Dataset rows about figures

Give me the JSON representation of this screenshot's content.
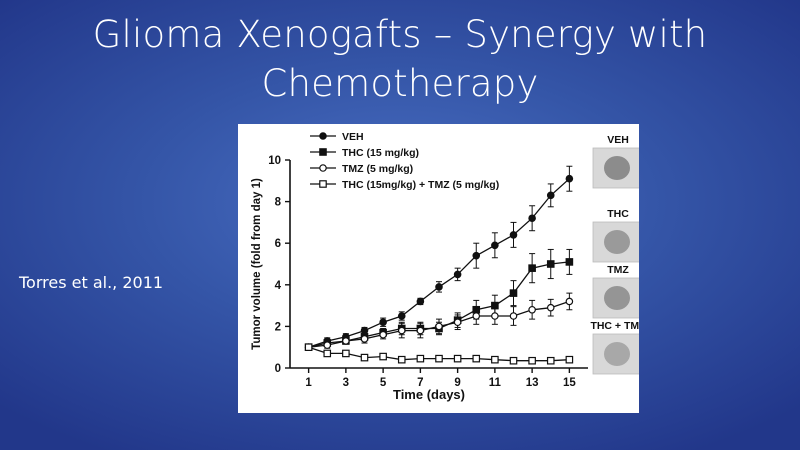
{
  "slide": {
    "title": "Glioma Xenogafts – Synergy with Chemotherapy",
    "citation": "Torres et al., 2011"
  },
  "chart_data": {
    "type": "line",
    "xlabel": "Time (days)",
    "ylabel": "Tumor volume (fold from day 1)",
    "xlim": [
      0,
      16
    ],
    "ylim": [
      0,
      10
    ],
    "x_ticks": [
      1,
      3,
      5,
      7,
      9,
      11,
      13,
      15
    ],
    "y_ticks": [
      0,
      2,
      4,
      6,
      8,
      10
    ],
    "legend_position": "top-left",
    "grid": false,
    "series": [
      {
        "name": "VEH",
        "marker": "filled-circle",
        "x": [
          1,
          2,
          3,
          4,
          5,
          6,
          7,
          8,
          9,
          10,
          11,
          12,
          13,
          14,
          15
        ],
        "y": [
          1.0,
          1.3,
          1.5,
          1.8,
          2.2,
          2.5,
          3.2,
          3.9,
          4.5,
          5.4,
          5.9,
          6.4,
          7.2,
          8.3,
          9.1
        ],
        "err": [
          0.1,
          0.15,
          0.15,
          0.15,
          0.2,
          0.2,
          0.15,
          0.25,
          0.3,
          0.6,
          0.6,
          0.6,
          0.6,
          0.55,
          0.6
        ]
      },
      {
        "name": "THC (15 mg/kg)",
        "marker": "filled-square",
        "x": [
          1,
          2,
          3,
          4,
          5,
          6,
          7,
          8,
          9,
          10,
          11,
          12,
          13,
          14,
          15
        ],
        "y": [
          1.0,
          1.2,
          1.3,
          1.5,
          1.7,
          1.9,
          1.9,
          1.9,
          2.3,
          2.8,
          3.0,
          3.6,
          4.8,
          5.0,
          5.1
        ],
        "err": [
          0.1,
          0.15,
          0.15,
          0.2,
          0.2,
          0.3,
          0.3,
          0.3,
          0.35,
          0.45,
          0.5,
          0.6,
          0.7,
          0.7,
          0.6
        ]
      },
      {
        "name": "TMZ (5 mg/kg)",
        "marker": "open-circle",
        "x": [
          1,
          2,
          3,
          4,
          5,
          6,
          7,
          8,
          9,
          10,
          11,
          12,
          13,
          14,
          15
        ],
        "y": [
          1.0,
          1.1,
          1.3,
          1.4,
          1.6,
          1.8,
          1.8,
          2.0,
          2.2,
          2.5,
          2.5,
          2.5,
          2.8,
          2.9,
          3.2
        ],
        "err": [
          0.1,
          0.15,
          0.15,
          0.2,
          0.2,
          0.35,
          0.35,
          0.35,
          0.35,
          0.4,
          0.4,
          0.45,
          0.45,
          0.4,
          0.4
        ]
      },
      {
        "name": "THC (15mg/kg) + TMZ (5 mg/kg)",
        "marker": "open-square",
        "x": [
          1,
          2,
          3,
          4,
          5,
          6,
          7,
          8,
          9,
          10,
          11,
          12,
          13,
          14,
          15
        ],
        "y": [
          1.0,
          0.7,
          0.7,
          0.5,
          0.55,
          0.4,
          0.45,
          0.45,
          0.45,
          0.45,
          0.4,
          0.35,
          0.35,
          0.35,
          0.4
        ],
        "err": [
          0.05,
          0.05,
          0.05,
          0.05,
          0.05,
          0.05,
          0.05,
          0.05,
          0.05,
          0.05,
          0.05,
          0.05,
          0.05,
          0.05,
          0.05
        ]
      }
    ],
    "tumor_images": [
      {
        "label": "VEH",
        "fill": "#8c8c8c"
      },
      {
        "label": "THC",
        "fill": "#9a9a9a"
      },
      {
        "label": "TMZ",
        "fill": "#959595"
      },
      {
        "label": "THC + TMZ",
        "fill": "#a8a8a8"
      }
    ]
  }
}
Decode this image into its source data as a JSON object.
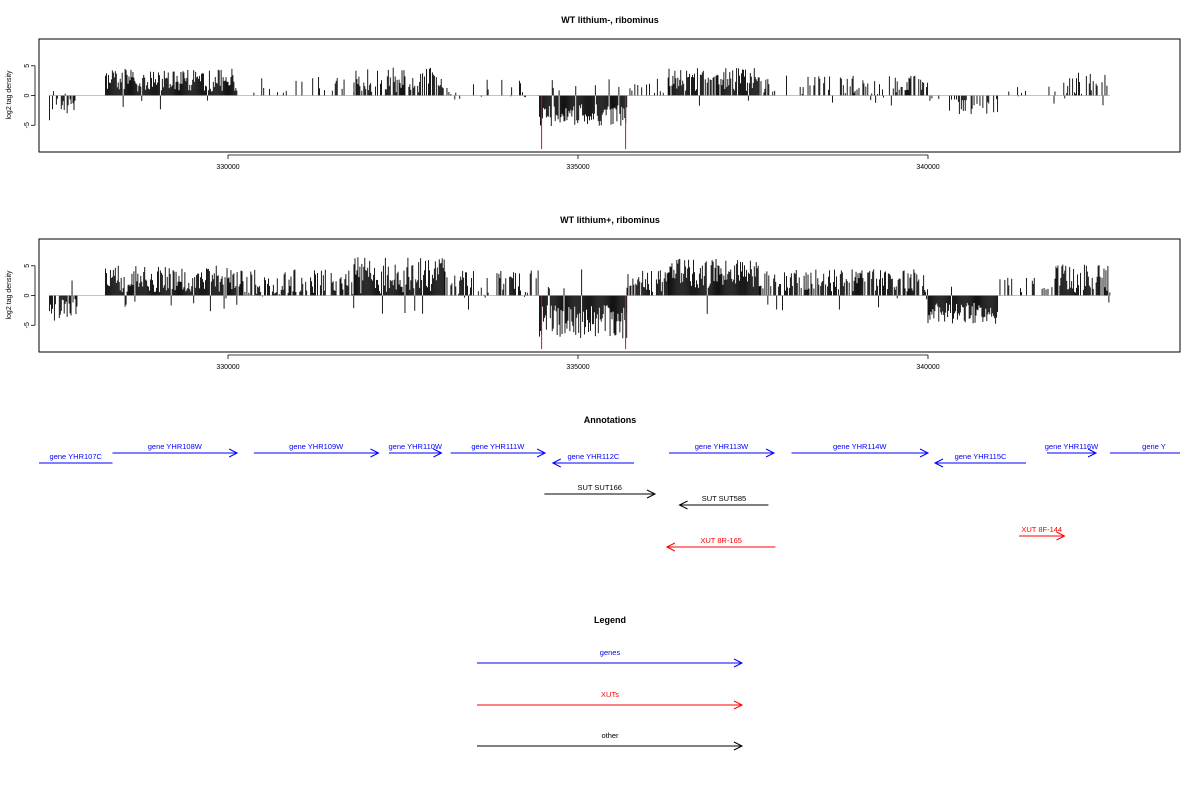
{
  "chart_data": [
    {
      "type": "bar",
      "title": "WT lithium-, ribominus",
      "ylabel": "log2 tag density",
      "xlim": [
        327300,
        343600
      ],
      "ylim": [
        -9.5,
        9.5
      ],
      "xticks": [
        330000,
        335000,
        340000
      ],
      "yticks": [
        -5,
        0,
        5
      ],
      "highlight_positions": [
        334480,
        335680
      ],
      "highlight_color": "#ff0000",
      "highlight_value": -9,
      "segments": [
        {
          "start": 327450,
          "end": 327850,
          "mean": -2.3,
          "amp": 1.2,
          "density": 0.6
        },
        {
          "start": 328250,
          "end": 330130,
          "mean": 2.6,
          "amp": 1.2,
          "density": 1.0
        },
        {
          "start": 330300,
          "end": 331800,
          "mean": 1.8,
          "amp": 1.0,
          "density": 0.25
        },
        {
          "start": 331800,
          "end": 333100,
          "mean": 2.6,
          "amp": 1.3,
          "density": 0.7
        },
        {
          "start": 333100,
          "end": 334450,
          "mean": 1.2,
          "amp": 1.0,
          "density": 0.2
        },
        {
          "start": 334450,
          "end": 335700,
          "mean": -3.3,
          "amp": 1.2,
          "density": 1.0
        },
        {
          "start": 335700,
          "end": 336300,
          "mean": 1.5,
          "amp": 1.0,
          "density": 0.3
        },
        {
          "start": 336300,
          "end": 337600,
          "mean": 2.7,
          "amp": 1.2,
          "density": 0.9
        },
        {
          "start": 337600,
          "end": 340000,
          "mean": 1.8,
          "amp": 1.0,
          "density": 0.35
        },
        {
          "start": 340000,
          "end": 341000,
          "mean": -1.8,
          "amp": 1.0,
          "density": 0.5
        },
        {
          "start": 341000,
          "end": 341800,
          "mean": 0.8,
          "amp": 0.8,
          "density": 0.1
        },
        {
          "start": 341800,
          "end": 342600,
          "mean": 2.0,
          "amp": 1.2,
          "density": 0.5
        }
      ]
    },
    {
      "type": "bar",
      "title": "WT lithium+, ribominus",
      "ylabel": "log2 tag density",
      "xlim": [
        327300,
        343600
      ],
      "ylim": [
        -9.5,
        9.5
      ],
      "xticks": [
        330000,
        335000,
        340000
      ],
      "yticks": [
        -5,
        0,
        5
      ],
      "highlight_positions": [
        334480,
        335680
      ],
      "highlight_color": "#ff0000",
      "highlight_value": -9,
      "segments": [
        {
          "start": 327450,
          "end": 327850,
          "mean": -2.6,
          "amp": 1.3,
          "density": 0.8
        },
        {
          "start": 328250,
          "end": 330130,
          "mean": 2.8,
          "amp": 1.4,
          "density": 1.0
        },
        {
          "start": 330130,
          "end": 331800,
          "mean": 2.3,
          "amp": 1.3,
          "density": 0.75
        },
        {
          "start": 331800,
          "end": 333100,
          "mean": 3.5,
          "amp": 2.0,
          "density": 1.0
        },
        {
          "start": 333100,
          "end": 334450,
          "mean": 2.2,
          "amp": 1.3,
          "density": 0.6
        },
        {
          "start": 334450,
          "end": 335700,
          "mean": -4.5,
          "amp": 1.8,
          "density": 1.0
        },
        {
          "start": 335700,
          "end": 336300,
          "mean": 2.4,
          "amp": 1.2,
          "density": 0.7
        },
        {
          "start": 336300,
          "end": 337600,
          "mean": 3.6,
          "amp": 1.6,
          "density": 1.0
        },
        {
          "start": 337600,
          "end": 340000,
          "mean": 2.5,
          "amp": 1.2,
          "density": 0.75
        },
        {
          "start": 340000,
          "end": 341000,
          "mean": -3.0,
          "amp": 1.2,
          "density": 1.0
        },
        {
          "start": 341000,
          "end": 341800,
          "mean": 1.5,
          "amp": 1.0,
          "density": 0.4
        },
        {
          "start": 341800,
          "end": 342600,
          "mean": 2.8,
          "amp": 1.5,
          "density": 0.8
        }
      ]
    }
  ],
  "annotations": {
    "title": "Annotations",
    "features": [
      {
        "label": "gene YHR107C",
        "start": 327300,
        "end": 328350,
        "strand": "-",
        "type": "gene",
        "row": 0
      },
      {
        "label": "gene YHR108W",
        "start": 328350,
        "end": 330130,
        "strand": "+",
        "type": "gene",
        "row": 0
      },
      {
        "label": "gene YHR109W",
        "start": 330370,
        "end": 332150,
        "strand": "+",
        "type": "gene",
        "row": 0
      },
      {
        "label": "gene YHR110W",
        "start": 332300,
        "end": 333050,
        "strand": "+",
        "type": "gene",
        "row": 0
      },
      {
        "label": "gene YHR111W",
        "start": 333180,
        "end": 334530,
        "strand": "+",
        "type": "gene",
        "row": 0
      },
      {
        "label": "gene YHR112C",
        "start": 334640,
        "end": 335800,
        "strand": "-",
        "type": "gene",
        "row": 0
      },
      {
        "label": "gene YHR113W",
        "start": 336300,
        "end": 337800,
        "strand": "+",
        "type": "gene",
        "row": 0
      },
      {
        "label": "gene YHR114W",
        "start": 338050,
        "end": 340000,
        "strand": "+",
        "type": "gene",
        "row": 0
      },
      {
        "label": "gene YHR115C",
        "start": 340100,
        "end": 341400,
        "strand": "-",
        "type": "gene",
        "row": 0
      },
      {
        "label": "gene YHR116W",
        "start": 341700,
        "end": 342400,
        "strand": "+",
        "type": "gene",
        "row": 0
      },
      {
        "label": "gene Y",
        "start": 342600,
        "end": 343600,
        "strand": "+",
        "type": "gene",
        "row": 0
      },
      {
        "label": "SUT SUT166",
        "start": 334520,
        "end": 336100,
        "strand": "+",
        "type": "other",
        "row": 1
      },
      {
        "label": "SUT SUT585",
        "start": 336450,
        "end": 337720,
        "strand": "-",
        "type": "other",
        "row": 2
      },
      {
        "label": "XUT 8R-165",
        "start": 336270,
        "end": 337820,
        "strand": "-",
        "type": "xut",
        "row": 3
      },
      {
        "label": "XUT 8F-144",
        "start": 341300,
        "end": 341950,
        "strand": "+",
        "type": "xut",
        "row": 4
      }
    ]
  },
  "legend": {
    "title": "Legend",
    "items": [
      {
        "label": "genes",
        "color": "#0000ff"
      },
      {
        "label": "XUTs",
        "color": "#ff0000"
      },
      {
        "label": "other",
        "color": "#000000"
      }
    ]
  },
  "colors": {
    "gene": "#0000ff",
    "xut": "#ff0000",
    "other": "#000000",
    "axis": "#000000",
    "baseline": "#888888"
  }
}
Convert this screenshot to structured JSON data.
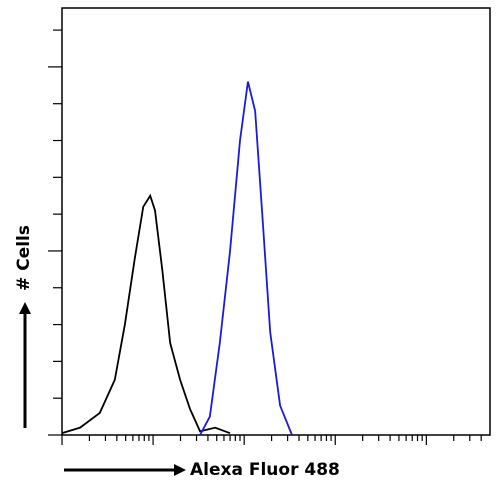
{
  "chart_data": {
    "type": "line",
    "xlabel": "Alexa Fluor 488",
    "ylabel": "# Cells",
    "xscale": "log",
    "xlim": [
      1,
      50000
    ],
    "xticks": [
      1,
      2,
      3,
      4,
      5,
      6,
      7,
      8,
      9,
      10,
      20,
      30,
      40,
      50,
      60,
      70,
      80,
      90,
      100,
      200,
      300,
      400,
      500,
      600,
      700,
      800,
      900,
      1000,
      2000,
      3000,
      4000,
      5000,
      6000,
      7000,
      8000,
      9000,
      10000,
      20000,
      30000,
      40000
    ],
    "ylim": [
      0,
      11.6
    ],
    "yticks": [
      0,
      1,
      2,
      3,
      4,
      5,
      6,
      7,
      8,
      9,
      10,
      11
    ],
    "series": [
      {
        "color": "#000000",
        "x": [
          1,
          1.58,
          2.6,
          3.8,
          4.9,
          6.3,
          7.8,
          9.3,
          10.5,
          12.6,
          15.4,
          19.8,
          25.5,
          32.8,
          48,
          70
        ],
        "values": [
          0.05,
          0.2,
          0.6,
          1.5,
          3.0,
          4.8,
          6.2,
          6.5,
          6.1,
          4.5,
          2.5,
          1.5,
          0.7,
          0.1,
          0.2,
          0.05
        ]
      },
      {
        "color": "#1a1adc",
        "x": [
          32.8,
          42,
          54,
          70,
          90,
          110,
          132,
          158,
          193,
          248,
          335
        ],
        "values": [
          0,
          0.5,
          2.5,
          5,
          8,
          9.6,
          8.8,
          6,
          2.8,
          0.8,
          0
        ]
      }
    ]
  }
}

# TASK:
Tally the lines in the records above that hold the word "ylabel", and give only that number.

# EXERCISE ANSWER:
4